Reproduce the records below exactly as they appear.

— BEGIN SUPPLIED INFORMATION —

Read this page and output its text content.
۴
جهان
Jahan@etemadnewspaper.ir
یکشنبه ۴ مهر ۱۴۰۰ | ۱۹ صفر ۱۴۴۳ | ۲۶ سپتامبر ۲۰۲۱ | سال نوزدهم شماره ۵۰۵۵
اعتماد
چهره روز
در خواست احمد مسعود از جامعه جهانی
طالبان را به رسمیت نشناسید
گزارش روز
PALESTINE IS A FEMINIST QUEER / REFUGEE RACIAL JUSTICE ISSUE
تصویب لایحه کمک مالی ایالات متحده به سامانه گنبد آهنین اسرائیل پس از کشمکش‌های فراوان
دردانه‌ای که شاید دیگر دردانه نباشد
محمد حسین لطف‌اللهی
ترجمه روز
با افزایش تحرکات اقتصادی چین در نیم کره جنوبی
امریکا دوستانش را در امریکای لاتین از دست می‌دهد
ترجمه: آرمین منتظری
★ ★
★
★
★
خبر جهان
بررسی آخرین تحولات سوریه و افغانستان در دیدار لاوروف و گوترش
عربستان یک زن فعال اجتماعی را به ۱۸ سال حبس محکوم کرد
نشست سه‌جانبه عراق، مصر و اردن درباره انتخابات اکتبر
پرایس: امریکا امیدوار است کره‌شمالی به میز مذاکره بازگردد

— END SUPPLIED INFORMATION —

* [EXERCISE RESPONSE]
Read this page and output its text content.
۴
جهان
Jahan@etemadnewspaper.ir
یکشنبه ۴ مهر ۱۴۰۰ | ۱۹ صفر ۱۴۴۳ | ۲۶ سپتامبر ۲۰۲۱ | سال نوزدهم شماره ۵۰۵۵
اعتماد
چهره روز
در خواست احمد مسعود از جامعه جهانی
طالبان را به رسمیت نشناسید
گزارش روز
PALESTINE IS A FEMINIST QUEER / REFUGEE RACIAL JUSTICE ISSUE
تصویب لایحه کمک مالی ایالات متحده به سامانه گنبد آهنین اسرائیل پس از کشمکش‌های فراوان
دردانه‌ای که شاید دیگر دردانه نباشد
محمد حسین لطف‌اللهی
ترجمه روز
با افزایش تحرکات اقتصادی چین در نیم کره جنوبی
امریکا دوستانش را در امریکای لاتین از دست می‌دهد
ترجمه: آرمین منتظری
★ ★
★
★
★
خبر جهان
بررسی آخرین تحولات سوریه و افغانستان در دیدار لاوروف و گوترش
عربستان یک زن فعال اجتماعی را به ۱۸ سال حبس محکوم کرد
نشست سه‌جانبه عراق، مصر و اردن درباره انتخابات اکتبر
پرایس: امریکا امیدوار است کره‌شمالی به میز مذاکره بازگردد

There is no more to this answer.